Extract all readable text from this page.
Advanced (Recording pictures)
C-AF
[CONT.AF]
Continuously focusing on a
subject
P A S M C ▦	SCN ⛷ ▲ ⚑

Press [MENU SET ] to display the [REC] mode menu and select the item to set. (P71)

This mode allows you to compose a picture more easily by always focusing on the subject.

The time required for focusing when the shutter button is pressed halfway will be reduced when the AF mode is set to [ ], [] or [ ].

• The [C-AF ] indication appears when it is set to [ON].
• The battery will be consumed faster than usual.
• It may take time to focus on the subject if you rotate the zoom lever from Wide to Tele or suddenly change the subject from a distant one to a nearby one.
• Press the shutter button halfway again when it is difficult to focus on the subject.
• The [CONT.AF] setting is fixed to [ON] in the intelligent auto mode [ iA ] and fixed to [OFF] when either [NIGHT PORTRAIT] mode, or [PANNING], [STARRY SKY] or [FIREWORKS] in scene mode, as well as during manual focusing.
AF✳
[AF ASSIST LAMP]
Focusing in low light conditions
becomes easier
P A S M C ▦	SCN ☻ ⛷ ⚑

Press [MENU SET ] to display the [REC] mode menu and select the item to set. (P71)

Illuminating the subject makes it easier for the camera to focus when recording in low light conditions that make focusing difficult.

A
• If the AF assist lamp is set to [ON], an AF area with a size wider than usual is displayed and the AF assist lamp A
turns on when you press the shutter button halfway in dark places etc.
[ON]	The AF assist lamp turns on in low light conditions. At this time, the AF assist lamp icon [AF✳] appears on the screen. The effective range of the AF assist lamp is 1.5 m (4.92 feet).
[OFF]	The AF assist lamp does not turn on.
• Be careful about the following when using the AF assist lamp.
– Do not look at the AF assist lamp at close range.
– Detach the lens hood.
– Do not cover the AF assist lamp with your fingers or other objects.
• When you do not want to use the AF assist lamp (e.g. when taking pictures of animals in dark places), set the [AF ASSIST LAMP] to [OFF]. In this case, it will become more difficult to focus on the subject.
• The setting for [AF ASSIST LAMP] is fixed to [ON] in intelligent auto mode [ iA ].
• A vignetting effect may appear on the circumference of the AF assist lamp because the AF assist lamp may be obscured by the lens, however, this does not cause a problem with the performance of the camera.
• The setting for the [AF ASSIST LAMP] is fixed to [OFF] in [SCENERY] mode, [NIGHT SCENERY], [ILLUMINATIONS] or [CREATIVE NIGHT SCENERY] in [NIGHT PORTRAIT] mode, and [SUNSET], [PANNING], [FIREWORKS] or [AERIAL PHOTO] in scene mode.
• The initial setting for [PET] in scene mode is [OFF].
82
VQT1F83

════════════════

■ The exercise ■
Find "range". Copy every line it occurs in.

■ Result ■
[ON]	The AF assist lamp turns on in low light conditions. At this time, the AF assist lamp icon [AF✳] appears on the screen. The effective range of the AF assist lamp is 1.5 m (4.92 feet).
– Do not look at the AF assist lamp at close range.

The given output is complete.